● THE TASK: Find how many lines contain "Предыдущий" and state only that number.

● STORED ROWS:
start

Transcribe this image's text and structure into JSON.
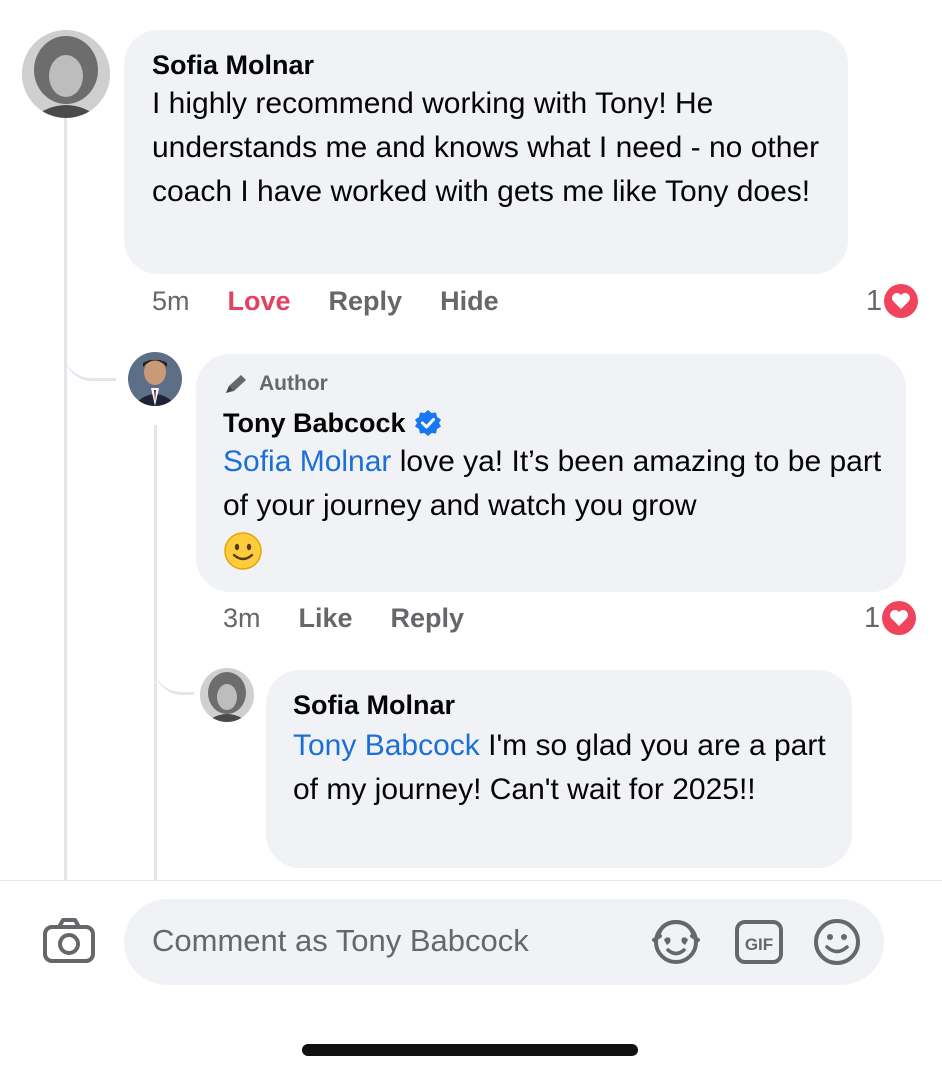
{
  "comments": [
    {
      "author": "Sofia Molnar",
      "text": "I highly recommend working with Tony! He understands me and knows what I need - no other coach I have worked with gets me like Tony does!",
      "time": "5m",
      "actions": [
        "Love",
        "Reply",
        "Hide"
      ],
      "reaction_count": "1",
      "reaction_icon": "heart-icon",
      "love_color": "#e4405f"
    },
    {
      "badge": "Author",
      "author": "Tony Babcock",
      "verified": true,
      "mention": "Sofia Molnar",
      "text": " love ya! It’s been amazing to be part of your journey and watch you grow",
      "emoji": "🙂",
      "time": "3m",
      "actions": [
        "Like",
        "Reply"
      ],
      "reaction_count": "1",
      "reaction_icon": "heart-icon"
    },
    {
      "author": "Sofia Molnar",
      "mention": "Tony Babcock",
      "text": " I'm so glad you are a part of my journey! Can't wait for 2025!!"
    }
  ],
  "composer": {
    "placeholder": "Comment as Tony Babcock",
    "icons": [
      "camera-icon",
      "avatar-sticker-icon",
      "gif-icon",
      "emoji-icon"
    ]
  },
  "colors": {
    "mention": "#1b6fd8",
    "heart": "#f0435c",
    "verified": "#1877f2",
    "bubble": "#f0f2f5"
  }
}
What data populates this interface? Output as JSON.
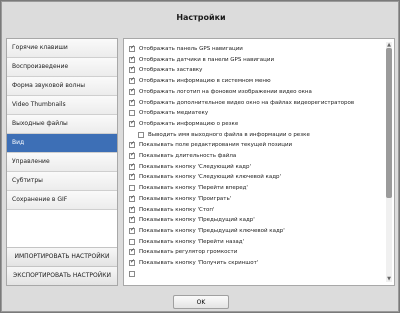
{
  "dialog": {
    "title": "Настройки",
    "ok_label": "OK"
  },
  "sidebar": {
    "items": [
      {
        "label": "Горячие клавиши",
        "active": false
      },
      {
        "label": "Воспроизведение",
        "active": false
      },
      {
        "label": "Форма звуковой волны",
        "active": false
      },
      {
        "label": "Video Thumbnails",
        "active": false
      },
      {
        "label": "Выходные файлы",
        "active": false
      },
      {
        "label": "Вид",
        "active": true
      },
      {
        "label": "Управление",
        "active": false
      },
      {
        "label": "Субтитры",
        "active": false
      },
      {
        "label": "Сохранение в GIF",
        "active": false
      }
    ],
    "import_label": "ИМПОРТИРОВАТЬ НАСТРОЙКИ",
    "export_label": "ЭКСПОРТИРОВАТЬ НАСТРОЙКИ"
  },
  "options": [
    {
      "label": "Отображать панель GPS навигации",
      "checked": true,
      "indent": false
    },
    {
      "label": "Отображать датчики в панели GPS навигации",
      "checked": true,
      "indent": false
    },
    {
      "label": "Отображать заставку",
      "checked": true,
      "indent": false
    },
    {
      "label": "Отображать информацию в системном меню",
      "checked": true,
      "indent": false
    },
    {
      "label": "Отображать логотип на фоновом изображении видео окна",
      "checked": true,
      "indent": false
    },
    {
      "label": "Отображать дополнительное видео окно на файлах видеорегистраторов",
      "checked": true,
      "indent": false
    },
    {
      "label": "Отображать медиатеку",
      "checked": false,
      "indent": false
    },
    {
      "label": "Отображать информацию о резке",
      "checked": true,
      "indent": false
    },
    {
      "label": "Выводить имя выходного файла в информации о резке",
      "checked": false,
      "indent": true
    },
    {
      "label": "Показывать поле редактирования текущей позиции",
      "checked": true,
      "indent": false
    },
    {
      "label": "Показывать длительность файла",
      "checked": true,
      "indent": false
    },
    {
      "label": "Показывать кнопку 'Следующий кадр'",
      "checked": true,
      "indent": false
    },
    {
      "label": "Показывать кнопку 'Следующий ключевой кадр'",
      "checked": true,
      "indent": false
    },
    {
      "label": "Показывать кнопку 'Перейти вперед'",
      "checked": false,
      "indent": false
    },
    {
      "label": "Показывать кнопку 'Проиграть'",
      "checked": true,
      "indent": false
    },
    {
      "label": "Показывать кнопку 'Стоп'",
      "checked": true,
      "indent": false
    },
    {
      "label": "Показывать кнопку 'Предыдущий кадр'",
      "checked": true,
      "indent": false
    },
    {
      "label": "Показывать кнопку 'Предыдущий ключевой кадр'",
      "checked": true,
      "indent": false
    },
    {
      "label": "Показывать кнопку 'Перейти назад'",
      "checked": false,
      "indent": false
    },
    {
      "label": "Показывать регулятор громкости",
      "checked": true,
      "indent": false
    },
    {
      "label": "Показывать кнопку 'Получить скриншот'",
      "checked": true,
      "indent": false
    },
    {
      "label": "",
      "checked": false,
      "indent": false
    }
  ],
  "colors": {
    "accent": "#3d6fb6"
  }
}
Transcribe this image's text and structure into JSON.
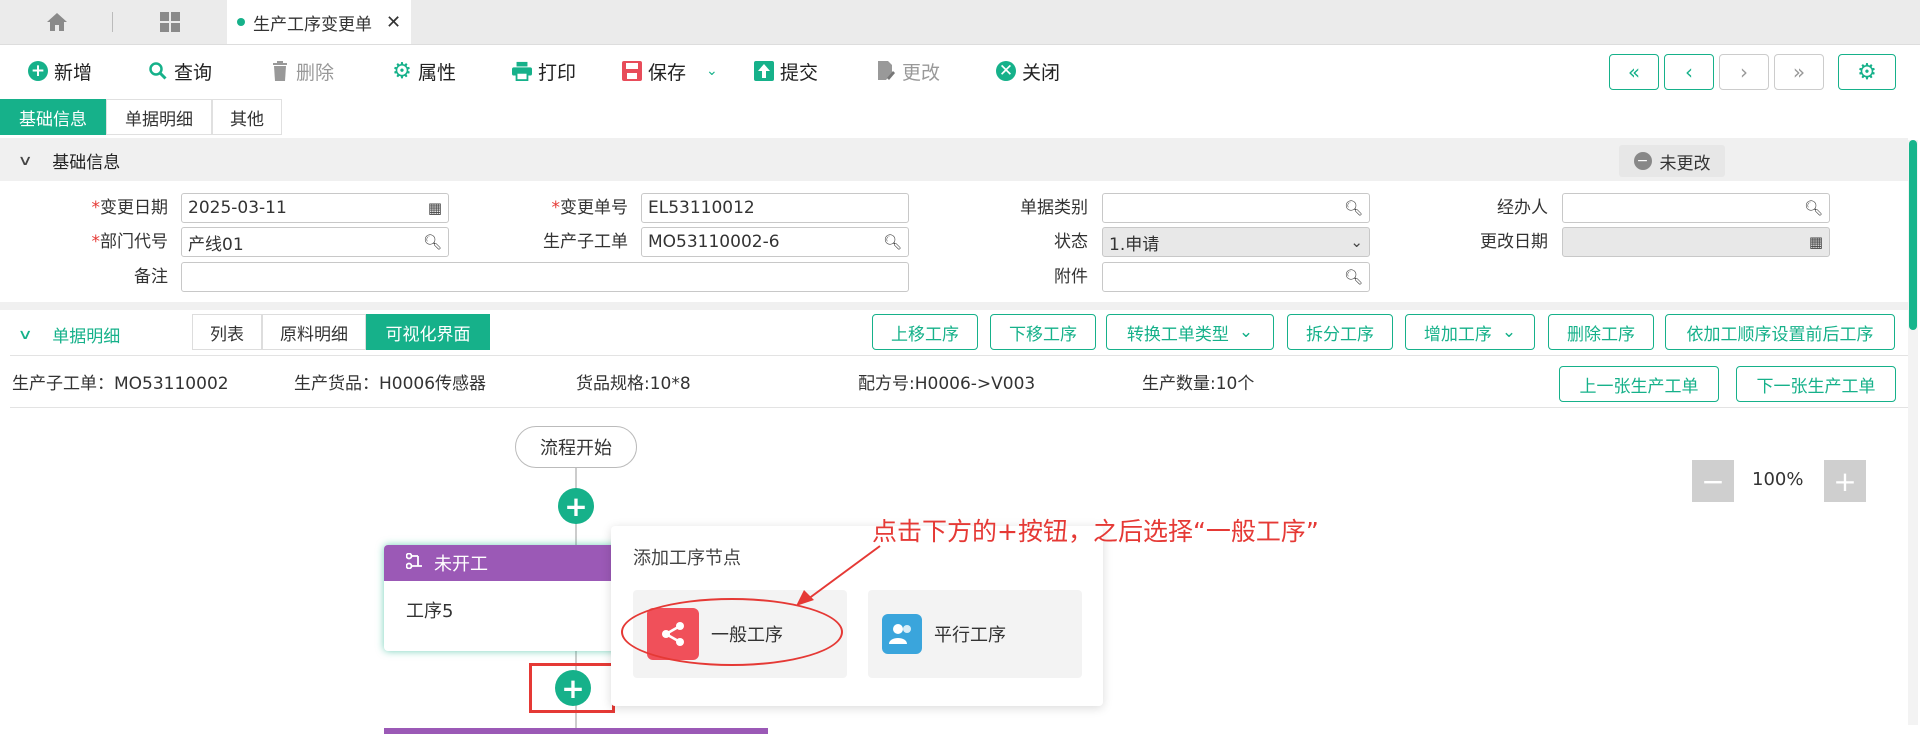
{
  "tabs": {
    "doc_title": "生产工序变更单"
  },
  "toolbar": {
    "new": "新增",
    "query": "查询",
    "delete": "删除",
    "property": "属性",
    "print": "打印",
    "save": "保存",
    "submit": "提交",
    "modify": "更改",
    "close": "关闭"
  },
  "subtabs": [
    "基础信息",
    "单据明细",
    "其他"
  ],
  "basic": {
    "section_title": "基础信息",
    "status_badge": "未更改",
    "change_date_label": "变更日期",
    "change_date": "2025-03-11",
    "change_no_label": "变更单号",
    "change_no": "EL53110012",
    "doc_type_label": "单据类别",
    "doc_type": "",
    "handler_label": "经办人",
    "handler": "",
    "dept_label": "部门代号",
    "dept": "产线01",
    "sub_order_label": "生产子工单",
    "sub_order": "MO53110002-6",
    "state_label": "状态",
    "state": "1.申请",
    "modify_date_label": "更改日期",
    "modify_date": "",
    "remark_label": "备注",
    "remark": "",
    "attach_label": "附件",
    "attach": ""
  },
  "detail": {
    "section_title": "单据明细",
    "view_tabs": [
      "列表",
      "原料明细",
      "可视化界面"
    ],
    "buttons": {
      "move_up": "上移工序",
      "move_down": "下移工序",
      "convert": "转换工单类型",
      "split": "拆分工序",
      "add": "增加工序",
      "remove": "删除工序",
      "reorder": "依加工顺序设置前后工序"
    },
    "info": {
      "sub_order": "生产子工单：MO53110002",
      "product": "生产货品：H0006传感器",
      "spec": "货品规格:10*8",
      "formula": "配方号:H0006->V003",
      "qty": "生产数量:10个"
    },
    "prev_order": "上一张生产工单",
    "next_order": "下一张生产工单",
    "zoom": "100%"
  },
  "flow": {
    "start": "流程开始",
    "node_status": "未开工",
    "node_name": "工序5"
  },
  "popup": {
    "title": "添加工序节点",
    "opt_general": "一般工序",
    "opt_parallel": "平行工序"
  },
  "annotation": "点击下方的+按钮，之后选择“一般工序”",
  "colors": {
    "accent": "#16b18a",
    "node_header": "#9b59b6",
    "annotation": "#e53935"
  }
}
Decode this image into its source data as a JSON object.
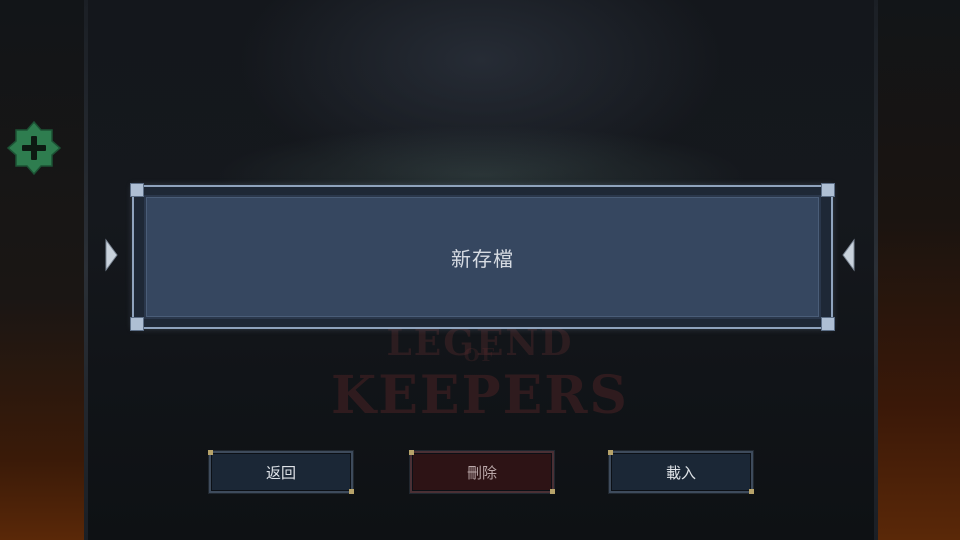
{
  "save_slot": {
    "label": "新存檔"
  },
  "background_logo": {
    "line1": "LEGEND",
    "line2": "OF",
    "line3": "KEEPERS"
  },
  "buttons": {
    "back_label": "返回",
    "delete_label": "刪除",
    "load_label": "載入"
  },
  "icons": {
    "add": "plus-icon",
    "prev": "arrow-left-icon",
    "next": "arrow-right-icon"
  },
  "colors": {
    "add_button": "#2e7d4f",
    "slot_fill": "#364760",
    "slot_border": "#8fa3bd",
    "delete_button": "#2d1315",
    "button_fill": "#1b2736"
  }
}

end

● RESPONSE TO THE EXERCISE: 2